### GIVEN TASK
Write each line out exactly, leaving none out.

Data items

* start *

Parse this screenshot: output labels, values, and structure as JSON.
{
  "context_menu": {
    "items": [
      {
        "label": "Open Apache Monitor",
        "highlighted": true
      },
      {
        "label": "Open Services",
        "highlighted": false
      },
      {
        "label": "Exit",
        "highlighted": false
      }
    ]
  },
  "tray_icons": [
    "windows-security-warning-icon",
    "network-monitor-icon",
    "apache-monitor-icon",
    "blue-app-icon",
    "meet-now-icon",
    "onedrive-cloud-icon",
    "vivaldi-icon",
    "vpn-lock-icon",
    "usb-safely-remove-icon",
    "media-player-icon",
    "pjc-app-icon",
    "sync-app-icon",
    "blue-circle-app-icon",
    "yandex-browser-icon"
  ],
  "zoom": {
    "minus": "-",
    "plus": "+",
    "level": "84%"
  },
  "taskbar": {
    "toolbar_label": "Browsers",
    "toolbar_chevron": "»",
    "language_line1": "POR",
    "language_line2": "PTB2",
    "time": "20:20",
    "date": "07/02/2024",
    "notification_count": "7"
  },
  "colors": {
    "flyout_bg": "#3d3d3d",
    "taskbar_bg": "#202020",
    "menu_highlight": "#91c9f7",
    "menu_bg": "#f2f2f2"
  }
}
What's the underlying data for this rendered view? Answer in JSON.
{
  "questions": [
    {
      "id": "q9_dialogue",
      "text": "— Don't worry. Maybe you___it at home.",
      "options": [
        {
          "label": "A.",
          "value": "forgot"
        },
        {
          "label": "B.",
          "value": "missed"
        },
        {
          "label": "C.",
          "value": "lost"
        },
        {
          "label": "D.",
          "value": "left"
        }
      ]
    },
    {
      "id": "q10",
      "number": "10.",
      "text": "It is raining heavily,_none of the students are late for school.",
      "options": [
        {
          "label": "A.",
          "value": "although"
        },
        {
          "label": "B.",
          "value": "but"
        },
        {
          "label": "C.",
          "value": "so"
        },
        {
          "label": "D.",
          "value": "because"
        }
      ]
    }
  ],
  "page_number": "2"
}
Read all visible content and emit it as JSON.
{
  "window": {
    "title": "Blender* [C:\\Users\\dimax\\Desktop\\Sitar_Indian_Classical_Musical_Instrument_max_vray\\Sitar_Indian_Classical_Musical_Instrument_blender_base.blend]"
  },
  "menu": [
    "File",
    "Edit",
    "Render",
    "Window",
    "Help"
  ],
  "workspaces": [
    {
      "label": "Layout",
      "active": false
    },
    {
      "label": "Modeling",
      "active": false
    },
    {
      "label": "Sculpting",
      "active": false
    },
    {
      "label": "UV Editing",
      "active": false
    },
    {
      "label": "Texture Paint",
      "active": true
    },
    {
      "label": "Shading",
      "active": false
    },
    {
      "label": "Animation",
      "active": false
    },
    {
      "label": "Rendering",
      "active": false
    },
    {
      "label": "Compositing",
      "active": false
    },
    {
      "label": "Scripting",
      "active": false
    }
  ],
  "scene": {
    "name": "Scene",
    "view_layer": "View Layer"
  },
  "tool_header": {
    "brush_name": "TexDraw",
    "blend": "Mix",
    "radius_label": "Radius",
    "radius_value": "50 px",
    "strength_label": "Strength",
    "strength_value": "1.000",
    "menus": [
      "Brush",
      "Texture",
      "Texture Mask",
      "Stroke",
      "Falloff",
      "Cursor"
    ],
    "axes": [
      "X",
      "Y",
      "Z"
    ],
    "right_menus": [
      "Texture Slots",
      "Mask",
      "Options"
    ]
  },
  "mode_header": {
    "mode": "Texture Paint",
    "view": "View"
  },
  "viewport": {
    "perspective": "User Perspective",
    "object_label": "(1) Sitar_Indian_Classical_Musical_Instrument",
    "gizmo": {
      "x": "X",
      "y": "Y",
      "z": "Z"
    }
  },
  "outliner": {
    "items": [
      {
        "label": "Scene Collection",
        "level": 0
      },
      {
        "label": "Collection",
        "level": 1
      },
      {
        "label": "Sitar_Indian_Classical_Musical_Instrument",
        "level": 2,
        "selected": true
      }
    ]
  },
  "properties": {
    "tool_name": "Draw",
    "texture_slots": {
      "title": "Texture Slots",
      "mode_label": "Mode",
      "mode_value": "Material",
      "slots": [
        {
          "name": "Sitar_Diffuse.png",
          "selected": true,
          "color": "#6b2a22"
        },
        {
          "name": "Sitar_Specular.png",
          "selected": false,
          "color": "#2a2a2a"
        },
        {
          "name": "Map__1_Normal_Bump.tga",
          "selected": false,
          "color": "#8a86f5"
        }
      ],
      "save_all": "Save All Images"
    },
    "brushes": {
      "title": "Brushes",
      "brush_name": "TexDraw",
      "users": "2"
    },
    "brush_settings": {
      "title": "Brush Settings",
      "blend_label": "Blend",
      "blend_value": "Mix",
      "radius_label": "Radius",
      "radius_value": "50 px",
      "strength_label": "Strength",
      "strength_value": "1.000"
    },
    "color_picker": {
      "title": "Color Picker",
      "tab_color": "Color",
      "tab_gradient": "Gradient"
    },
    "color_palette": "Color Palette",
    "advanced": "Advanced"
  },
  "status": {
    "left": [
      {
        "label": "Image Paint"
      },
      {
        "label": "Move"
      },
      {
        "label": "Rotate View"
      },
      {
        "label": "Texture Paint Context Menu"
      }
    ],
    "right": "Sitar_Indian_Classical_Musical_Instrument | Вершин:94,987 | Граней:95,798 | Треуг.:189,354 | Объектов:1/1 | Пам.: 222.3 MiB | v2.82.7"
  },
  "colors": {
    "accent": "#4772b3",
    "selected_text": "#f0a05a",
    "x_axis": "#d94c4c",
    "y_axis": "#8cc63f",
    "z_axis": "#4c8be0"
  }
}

* end *

### ANSWER BELOW
Parse this screenshot: output labels, values, and structure as JSON.
{
  "context_menu": {
    "items": [
      {
        "label": "Open Apache Monitor",
        "highlighted": true
      },
      {
        "label": "Open Services",
        "highlighted": false
      },
      {
        "label": "Exit",
        "highlighted": false
      }
    ]
  },
  "tray_icons": [
    "windows-security-warning-icon",
    "network-monitor-icon",
    "apache-monitor-icon",
    "blue-app-icon",
    "meet-now-icon",
    "onedrive-cloud-icon",
    "vivaldi-icon",
    "vpn-lock-icon",
    "usb-safely-remove-icon",
    "media-player-icon",
    "pjc-app-icon",
    "sync-app-icon",
    "blue-circle-app-icon",
    "yandex-browser-icon"
  ],
  "zoom": {
    "minus": "-",
    "plus": "+",
    "level": "84%"
  },
  "taskbar": {
    "toolbar_label": "Browsers",
    "toolbar_chevron": "»",
    "language_line1": "POR",
    "language_line2": "PTB2",
    "time": "20:20",
    "date": "07/02/2024",
    "notification_count": "7"
  },
  "colors": {
    "flyout_bg": "#3d3d3d",
    "taskbar_bg": "#202020",
    "menu_highlight": "#91c9f7",
    "menu_bg": "#f2f2f2"
  }
}
What's the underlying data for this rendered view? Answer in JSON.
{
  "questions": [
    {
      "id": "q9_dialogue",
      "text": "— Don't worry. Maybe you___it at home.",
      "options": [
        {
          "label": "A.",
          "value": "forgot"
        },
        {
          "label": "B.",
          "value": "missed"
        },
        {
          "label": "C.",
          "value": "lost"
        },
        {
          "label": "D.",
          "value": "left"
        }
      ]
    },
    {
      "id": "q10",
      "number": "10.",
      "text": "It is raining heavily,_none of the students are late for school.",
      "options": [
        {
          "label": "A.",
          "value": "although"
        },
        {
          "label": "B.",
          "value": "but"
        },
        {
          "label": "C.",
          "value": "so"
        },
        {
          "label": "D.",
          "value": "because"
        }
      ]
    }
  ],
  "page_number": "2"
}
Read all visible content and emit it as JSON.
{
  "window": {
    "title": "Blender* [C:\\Users\\dimax\\Desktop\\Sitar_Indian_Classical_Musical_Instrument_max_vray\\Sitar_Indian_Classical_Musical_Instrument_blender_base.blend]"
  },
  "menu": [
    "File",
    "Edit",
    "Render",
    "Window",
    "Help"
  ],
  "workspaces": [
    {
      "label": "Layout",
      "active": false
    },
    {
      "label": "Modeling",
      "active": false
    },
    {
      "label": "Sculpting",
      "active": false
    },
    {
      "label": "UV Editing",
      "active": false
    },
    {
      "label": "Texture Paint",
      "active": true
    },
    {
      "label": "Shading",
      "active": false
    },
    {
      "label": "Animation",
      "active": false
    },
    {
      "label": "Rendering",
      "active": false
    },
    {
      "label": "Compositing",
      "active": false
    },
    {
      "label": "Scripting",
      "active": false
    }
  ],
  "scene": {
    "name": "Scene",
    "view_layer": "View Layer"
  },
  "tool_header": {
    "brush_name": "TexDraw",
    "blend": "Mix",
    "radius_label": "Radius",
    "radius_value": "50 px",
    "strength_label": "Strength",
    "strength_value": "1.000",
    "menus": [
      "Brush",
      "Texture",
      "Texture Mask",
      "Stroke",
      "Falloff",
      "Cursor"
    ],
    "axes": [
      "X",
      "Y",
      "Z"
    ],
    "right_menus": [
      "Texture Slots",
      "Mask",
      "Options"
    ]
  },
  "mode_header": {
    "mode": "Texture Paint",
    "view": "View"
  },
  "viewport": {
    "perspective": "User Perspective",
    "object_label": "(1) Sitar_Indian_Classical_Musical_Instrument",
    "gizmo": {
      "x": "X",
      "y": "Y",
      "z": "Z"
    }
  },
  "outliner": {
    "items": [
      {
        "label": "Scene Collection",
        "level": 0
      },
      {
        "label": "Collection",
        "level": 1
      },
      {
        "label": "Sitar_Indian_Classical_Musical_Instrument",
        "level": 2,
        "selected": true
      }
    ]
  },
  "properties": {
    "tool_name": "Draw",
    "texture_slots": {
      "title": "Texture Slots",
      "mode_label": "Mode",
      "mode_value": "Material",
      "slots": [
        {
          "name": "Sitar_Diffuse.png",
          "selected": true,
          "color": "#6b2a22"
        },
        {
          "name": "Sitar_Specular.png",
          "selected": false,
          "color": "#2a2a2a"
        },
        {
          "name": "Map__1_Normal_Bump.tga",
          "selected": false,
          "color": "#8a86f5"
        }
      ],
      "save_all": "Save All Images"
    },
    "brushes": {
      "title": "Brushes",
      "brush_name": "TexDraw",
      "users": "2"
    },
    "brush_settings": {
      "title": "Brush Settings",
      "blend_label": "Blend",
      "blend_value": "Mix",
      "radius_label": "Radius",
      "radius_value": "50 px",
      "strength_label": "Strength",
      "strength_value": "1.000"
    },
    "color_picker": {
      "title": "Color Picker",
      "tab_color": "Color",
      "tab_gradient": "Gradient"
    },
    "color_palette": "Color Palette",
    "advanced": "Advanced"
  },
  "status": {
    "left": [
      {
        "label": "Image Paint"
      },
      {
        "label": "Move"
      },
      {
        "label": "Rotate View"
      },
      {
        "label": "Texture Paint Context Menu"
      }
    ],
    "right": "Sitar_Indian_Classical_Musical_Instrument | Вершин:94,987 | Граней:95,798 | Треуг.:189,354 | Объектов:1/1 | Пам.: 222.3 MiB | v2.82.7"
  },
  "colors": {
    "accent": "#4772b3",
    "selected_text": "#f0a05a",
    "x_axis": "#d94c4c",
    "y_axis": "#8cc63f",
    "z_axis": "#4c8be0"
  }
}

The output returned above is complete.